— Begin —

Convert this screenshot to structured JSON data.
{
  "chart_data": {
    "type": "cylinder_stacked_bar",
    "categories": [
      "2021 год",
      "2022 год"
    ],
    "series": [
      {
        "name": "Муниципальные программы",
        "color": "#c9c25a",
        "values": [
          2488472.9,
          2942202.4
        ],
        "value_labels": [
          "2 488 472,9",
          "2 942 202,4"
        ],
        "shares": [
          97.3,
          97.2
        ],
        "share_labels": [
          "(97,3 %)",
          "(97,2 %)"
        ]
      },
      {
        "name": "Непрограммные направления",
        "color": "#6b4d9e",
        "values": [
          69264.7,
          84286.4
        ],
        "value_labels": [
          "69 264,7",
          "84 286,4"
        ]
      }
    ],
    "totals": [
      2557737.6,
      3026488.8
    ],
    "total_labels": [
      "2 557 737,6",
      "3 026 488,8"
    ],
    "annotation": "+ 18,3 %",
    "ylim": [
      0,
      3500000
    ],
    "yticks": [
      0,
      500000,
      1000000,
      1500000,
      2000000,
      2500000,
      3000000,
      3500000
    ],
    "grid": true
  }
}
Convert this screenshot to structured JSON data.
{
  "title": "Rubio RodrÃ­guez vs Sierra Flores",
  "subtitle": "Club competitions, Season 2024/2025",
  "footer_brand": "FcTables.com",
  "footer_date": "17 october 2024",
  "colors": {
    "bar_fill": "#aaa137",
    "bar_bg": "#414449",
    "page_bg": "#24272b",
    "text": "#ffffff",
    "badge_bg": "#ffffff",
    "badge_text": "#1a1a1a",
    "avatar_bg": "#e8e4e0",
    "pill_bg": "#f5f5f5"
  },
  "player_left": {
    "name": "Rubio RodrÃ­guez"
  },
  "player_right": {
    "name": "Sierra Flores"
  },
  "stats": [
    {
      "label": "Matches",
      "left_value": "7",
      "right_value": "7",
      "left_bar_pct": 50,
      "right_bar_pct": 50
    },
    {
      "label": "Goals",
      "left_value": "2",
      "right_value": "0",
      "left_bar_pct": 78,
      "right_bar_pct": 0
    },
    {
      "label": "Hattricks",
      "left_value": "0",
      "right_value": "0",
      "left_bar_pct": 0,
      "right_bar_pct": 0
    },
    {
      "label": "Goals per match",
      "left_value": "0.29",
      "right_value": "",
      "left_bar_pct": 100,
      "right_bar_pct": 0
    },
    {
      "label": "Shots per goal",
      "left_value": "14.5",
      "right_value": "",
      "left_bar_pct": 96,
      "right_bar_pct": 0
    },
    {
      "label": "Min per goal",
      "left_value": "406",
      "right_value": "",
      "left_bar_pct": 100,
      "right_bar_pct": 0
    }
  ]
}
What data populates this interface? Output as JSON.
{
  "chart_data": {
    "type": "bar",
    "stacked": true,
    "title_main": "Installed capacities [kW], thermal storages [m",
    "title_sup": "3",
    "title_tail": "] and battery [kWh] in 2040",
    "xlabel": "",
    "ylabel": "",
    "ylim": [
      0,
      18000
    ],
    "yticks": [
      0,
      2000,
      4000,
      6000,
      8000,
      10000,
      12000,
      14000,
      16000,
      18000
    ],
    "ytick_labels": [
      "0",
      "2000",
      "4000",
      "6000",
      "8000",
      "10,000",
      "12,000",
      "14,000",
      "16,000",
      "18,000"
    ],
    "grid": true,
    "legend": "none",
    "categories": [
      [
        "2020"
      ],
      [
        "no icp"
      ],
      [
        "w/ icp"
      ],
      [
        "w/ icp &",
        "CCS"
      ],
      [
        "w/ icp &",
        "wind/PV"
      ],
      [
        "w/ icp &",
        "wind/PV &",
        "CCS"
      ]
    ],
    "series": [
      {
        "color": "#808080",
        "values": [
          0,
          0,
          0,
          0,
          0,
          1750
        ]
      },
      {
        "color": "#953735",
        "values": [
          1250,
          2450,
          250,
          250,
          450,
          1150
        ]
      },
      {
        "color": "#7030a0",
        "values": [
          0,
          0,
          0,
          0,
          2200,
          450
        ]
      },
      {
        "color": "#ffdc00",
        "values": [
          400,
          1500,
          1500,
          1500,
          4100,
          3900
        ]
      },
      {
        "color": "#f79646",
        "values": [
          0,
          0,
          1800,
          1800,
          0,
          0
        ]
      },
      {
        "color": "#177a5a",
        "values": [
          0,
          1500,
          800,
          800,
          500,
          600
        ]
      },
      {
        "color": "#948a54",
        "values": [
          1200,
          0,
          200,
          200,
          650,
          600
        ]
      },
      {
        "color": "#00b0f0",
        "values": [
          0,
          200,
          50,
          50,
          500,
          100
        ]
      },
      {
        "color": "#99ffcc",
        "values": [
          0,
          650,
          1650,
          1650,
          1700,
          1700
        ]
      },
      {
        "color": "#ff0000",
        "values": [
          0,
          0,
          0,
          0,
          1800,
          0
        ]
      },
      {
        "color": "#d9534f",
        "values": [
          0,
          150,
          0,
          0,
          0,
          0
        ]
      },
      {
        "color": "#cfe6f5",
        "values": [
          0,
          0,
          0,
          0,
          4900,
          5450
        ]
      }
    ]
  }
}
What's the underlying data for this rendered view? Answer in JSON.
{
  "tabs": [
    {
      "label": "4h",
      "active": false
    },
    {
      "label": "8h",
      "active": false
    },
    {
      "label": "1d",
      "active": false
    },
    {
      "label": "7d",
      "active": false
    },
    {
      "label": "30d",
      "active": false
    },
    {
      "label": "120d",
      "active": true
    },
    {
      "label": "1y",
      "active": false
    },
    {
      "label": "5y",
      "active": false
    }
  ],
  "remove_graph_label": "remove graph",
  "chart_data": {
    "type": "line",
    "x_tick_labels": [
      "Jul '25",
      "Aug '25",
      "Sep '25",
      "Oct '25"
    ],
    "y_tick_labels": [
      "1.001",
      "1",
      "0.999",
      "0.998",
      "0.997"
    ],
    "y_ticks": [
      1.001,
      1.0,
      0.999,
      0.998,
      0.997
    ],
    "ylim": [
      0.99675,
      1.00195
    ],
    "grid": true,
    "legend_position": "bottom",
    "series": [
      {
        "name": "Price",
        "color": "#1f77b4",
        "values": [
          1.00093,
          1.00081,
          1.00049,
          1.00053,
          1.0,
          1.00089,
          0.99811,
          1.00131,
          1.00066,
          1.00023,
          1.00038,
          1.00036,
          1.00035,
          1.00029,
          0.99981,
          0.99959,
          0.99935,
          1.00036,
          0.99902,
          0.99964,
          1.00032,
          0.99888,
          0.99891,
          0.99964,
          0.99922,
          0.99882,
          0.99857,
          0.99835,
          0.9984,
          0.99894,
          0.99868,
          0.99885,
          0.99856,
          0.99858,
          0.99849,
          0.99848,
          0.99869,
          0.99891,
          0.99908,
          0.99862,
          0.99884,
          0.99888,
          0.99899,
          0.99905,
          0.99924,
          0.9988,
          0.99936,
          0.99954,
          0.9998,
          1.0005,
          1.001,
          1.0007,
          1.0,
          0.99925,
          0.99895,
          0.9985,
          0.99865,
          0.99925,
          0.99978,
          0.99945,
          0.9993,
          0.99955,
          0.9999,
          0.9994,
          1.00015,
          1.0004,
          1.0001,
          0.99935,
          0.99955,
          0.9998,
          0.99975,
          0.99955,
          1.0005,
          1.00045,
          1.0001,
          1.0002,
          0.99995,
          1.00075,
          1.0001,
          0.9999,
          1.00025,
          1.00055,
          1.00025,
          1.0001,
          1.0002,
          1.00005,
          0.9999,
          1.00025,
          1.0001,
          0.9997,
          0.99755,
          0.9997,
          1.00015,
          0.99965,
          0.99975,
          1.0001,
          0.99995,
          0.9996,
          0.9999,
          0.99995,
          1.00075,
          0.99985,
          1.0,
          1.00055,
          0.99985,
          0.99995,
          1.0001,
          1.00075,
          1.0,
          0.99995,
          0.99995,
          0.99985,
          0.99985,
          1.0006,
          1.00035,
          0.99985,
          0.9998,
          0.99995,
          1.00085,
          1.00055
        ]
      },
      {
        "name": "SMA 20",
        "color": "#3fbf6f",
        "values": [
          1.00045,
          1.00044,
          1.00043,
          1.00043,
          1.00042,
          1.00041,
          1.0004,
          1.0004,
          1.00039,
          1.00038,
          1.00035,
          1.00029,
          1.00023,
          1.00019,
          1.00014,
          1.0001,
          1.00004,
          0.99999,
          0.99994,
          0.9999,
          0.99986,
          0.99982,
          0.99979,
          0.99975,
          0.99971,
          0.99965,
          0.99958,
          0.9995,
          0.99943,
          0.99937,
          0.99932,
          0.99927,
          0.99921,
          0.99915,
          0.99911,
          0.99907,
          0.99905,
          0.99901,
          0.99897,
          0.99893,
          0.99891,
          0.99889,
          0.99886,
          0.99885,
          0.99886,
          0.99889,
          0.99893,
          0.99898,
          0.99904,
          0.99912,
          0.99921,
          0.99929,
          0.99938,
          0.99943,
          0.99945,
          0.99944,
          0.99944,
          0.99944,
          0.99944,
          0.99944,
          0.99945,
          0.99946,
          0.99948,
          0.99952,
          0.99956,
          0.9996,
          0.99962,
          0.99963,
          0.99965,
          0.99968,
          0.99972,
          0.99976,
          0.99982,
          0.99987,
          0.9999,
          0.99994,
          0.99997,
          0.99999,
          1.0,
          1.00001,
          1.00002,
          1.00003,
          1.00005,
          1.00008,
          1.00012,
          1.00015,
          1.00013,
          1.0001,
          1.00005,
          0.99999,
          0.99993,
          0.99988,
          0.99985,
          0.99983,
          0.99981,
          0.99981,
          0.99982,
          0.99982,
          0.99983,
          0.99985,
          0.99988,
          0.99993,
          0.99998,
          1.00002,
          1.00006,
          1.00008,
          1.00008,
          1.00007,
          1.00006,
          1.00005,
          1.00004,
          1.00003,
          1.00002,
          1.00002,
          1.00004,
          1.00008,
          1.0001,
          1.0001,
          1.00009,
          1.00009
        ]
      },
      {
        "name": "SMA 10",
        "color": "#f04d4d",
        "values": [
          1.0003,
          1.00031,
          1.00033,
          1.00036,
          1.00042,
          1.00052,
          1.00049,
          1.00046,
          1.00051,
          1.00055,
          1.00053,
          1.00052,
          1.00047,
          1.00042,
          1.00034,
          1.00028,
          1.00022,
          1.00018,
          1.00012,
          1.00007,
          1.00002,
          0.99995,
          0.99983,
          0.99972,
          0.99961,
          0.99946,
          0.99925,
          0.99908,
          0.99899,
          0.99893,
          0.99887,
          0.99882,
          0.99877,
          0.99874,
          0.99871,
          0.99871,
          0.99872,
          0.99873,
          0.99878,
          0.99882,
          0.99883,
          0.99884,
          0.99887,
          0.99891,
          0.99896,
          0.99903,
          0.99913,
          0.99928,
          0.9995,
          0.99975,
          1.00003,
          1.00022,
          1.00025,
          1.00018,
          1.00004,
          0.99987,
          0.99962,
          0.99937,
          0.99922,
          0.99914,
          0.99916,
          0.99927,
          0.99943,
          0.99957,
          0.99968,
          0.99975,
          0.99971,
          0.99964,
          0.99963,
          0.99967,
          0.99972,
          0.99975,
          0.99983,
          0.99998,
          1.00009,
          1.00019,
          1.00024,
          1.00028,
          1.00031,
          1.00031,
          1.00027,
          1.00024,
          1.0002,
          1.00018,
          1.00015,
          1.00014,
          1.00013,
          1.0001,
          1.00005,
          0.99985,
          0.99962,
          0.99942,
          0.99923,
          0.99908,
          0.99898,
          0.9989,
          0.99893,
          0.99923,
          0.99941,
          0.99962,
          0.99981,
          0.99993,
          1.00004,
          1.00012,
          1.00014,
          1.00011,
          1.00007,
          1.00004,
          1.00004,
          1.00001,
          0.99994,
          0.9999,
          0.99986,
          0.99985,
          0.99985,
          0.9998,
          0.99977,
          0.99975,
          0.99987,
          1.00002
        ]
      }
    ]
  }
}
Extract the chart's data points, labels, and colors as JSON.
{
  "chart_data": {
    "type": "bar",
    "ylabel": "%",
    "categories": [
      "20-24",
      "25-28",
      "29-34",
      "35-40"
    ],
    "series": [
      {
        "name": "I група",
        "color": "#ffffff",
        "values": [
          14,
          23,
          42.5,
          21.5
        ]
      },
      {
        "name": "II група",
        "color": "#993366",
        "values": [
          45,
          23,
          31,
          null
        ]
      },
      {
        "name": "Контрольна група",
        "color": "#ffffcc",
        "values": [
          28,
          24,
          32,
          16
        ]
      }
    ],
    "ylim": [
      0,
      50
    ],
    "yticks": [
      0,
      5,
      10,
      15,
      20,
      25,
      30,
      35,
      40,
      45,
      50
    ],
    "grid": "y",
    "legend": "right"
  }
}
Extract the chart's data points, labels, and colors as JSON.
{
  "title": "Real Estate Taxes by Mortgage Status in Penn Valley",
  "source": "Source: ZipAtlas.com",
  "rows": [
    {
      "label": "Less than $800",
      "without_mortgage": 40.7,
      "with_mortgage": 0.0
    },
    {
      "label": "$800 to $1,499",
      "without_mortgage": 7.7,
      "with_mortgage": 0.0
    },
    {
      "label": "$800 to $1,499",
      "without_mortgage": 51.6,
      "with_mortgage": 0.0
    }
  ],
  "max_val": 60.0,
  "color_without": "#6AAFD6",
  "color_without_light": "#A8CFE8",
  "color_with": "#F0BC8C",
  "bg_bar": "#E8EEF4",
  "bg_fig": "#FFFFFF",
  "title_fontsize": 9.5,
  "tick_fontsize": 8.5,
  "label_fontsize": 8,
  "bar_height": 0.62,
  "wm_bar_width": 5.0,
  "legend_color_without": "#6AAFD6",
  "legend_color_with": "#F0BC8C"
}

— End —

> [PROBLEM STATEMENT] Extract lines where the string "name" occurs.

> [EXERCISE OUTPUT]
        "name": "Муниципальные программы",
        "name": "Непрограммные направления",
    "name": "Rubio RodrÃ­guez"
    "name": "Sierra Flores"
        "name": "Price",
        "name": "SMA 20",
        "name": "SMA 10",
        "name": "I група",
        "name": "II група",
        "name": "Контрольна група",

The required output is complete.